● **Problem**:
Write out every entry exactly as it appears.

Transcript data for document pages
*** Begin section ***
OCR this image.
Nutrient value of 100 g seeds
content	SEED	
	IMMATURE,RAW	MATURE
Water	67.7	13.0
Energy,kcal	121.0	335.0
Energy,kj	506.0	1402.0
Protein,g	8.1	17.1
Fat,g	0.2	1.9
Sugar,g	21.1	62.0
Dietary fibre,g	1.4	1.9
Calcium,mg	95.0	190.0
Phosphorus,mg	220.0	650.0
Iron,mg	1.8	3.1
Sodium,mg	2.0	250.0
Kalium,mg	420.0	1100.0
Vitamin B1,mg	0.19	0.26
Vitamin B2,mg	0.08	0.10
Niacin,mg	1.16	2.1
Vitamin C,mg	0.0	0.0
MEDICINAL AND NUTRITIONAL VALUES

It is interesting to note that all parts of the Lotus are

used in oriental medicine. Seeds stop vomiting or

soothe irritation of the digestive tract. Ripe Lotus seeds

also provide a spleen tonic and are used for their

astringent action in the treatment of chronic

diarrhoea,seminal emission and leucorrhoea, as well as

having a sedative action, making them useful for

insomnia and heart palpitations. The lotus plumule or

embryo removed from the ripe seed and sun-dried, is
*** End section ***
● **Result**:
OCR this image.
Nutrient value of 100 g seeds
content	SEED	
	IMMATURE,RAW	MATURE
Water	67.7	13.0
Energy,kcal	121.0	335.0
Energy,kj	506.0	1402.0
Protein,g	8.1	17.1
Fat,g	0.2	1.9
Sugar,g	21.1	62.0
Dietary fibre,g	1.4	1.9
Calcium,mg	95.0	190.0
Phosphorus,mg	220.0	650.0
Iron,mg	1.8	3.1
Sodium,mg	2.0	250.0
Kalium,mg	420.0	1100.0
Vitamin B1,mg	0.19	0.26
Vitamin B2,mg	0.08	0.10
Niacin,mg	1.16	2.1
Vitamin C,mg	0.0	0.0
MEDICINAL AND NUTRITIONAL VALUES

It is interesting to note that all parts of the Lotus are

used in oriental medicine. Seeds stop vomiting or

soothe irritation of the digestive tract. Ripe Lotus seeds

also provide a spleen tonic and are used for their

astringent action in the treatment of chronic

diarrhoea,seminal emission and leucorrhoea, as well as

having a sedative action, making them useful for

insomnia and heart palpitations. The lotus plumule or

embryo removed from the ripe seed and sun-dried, is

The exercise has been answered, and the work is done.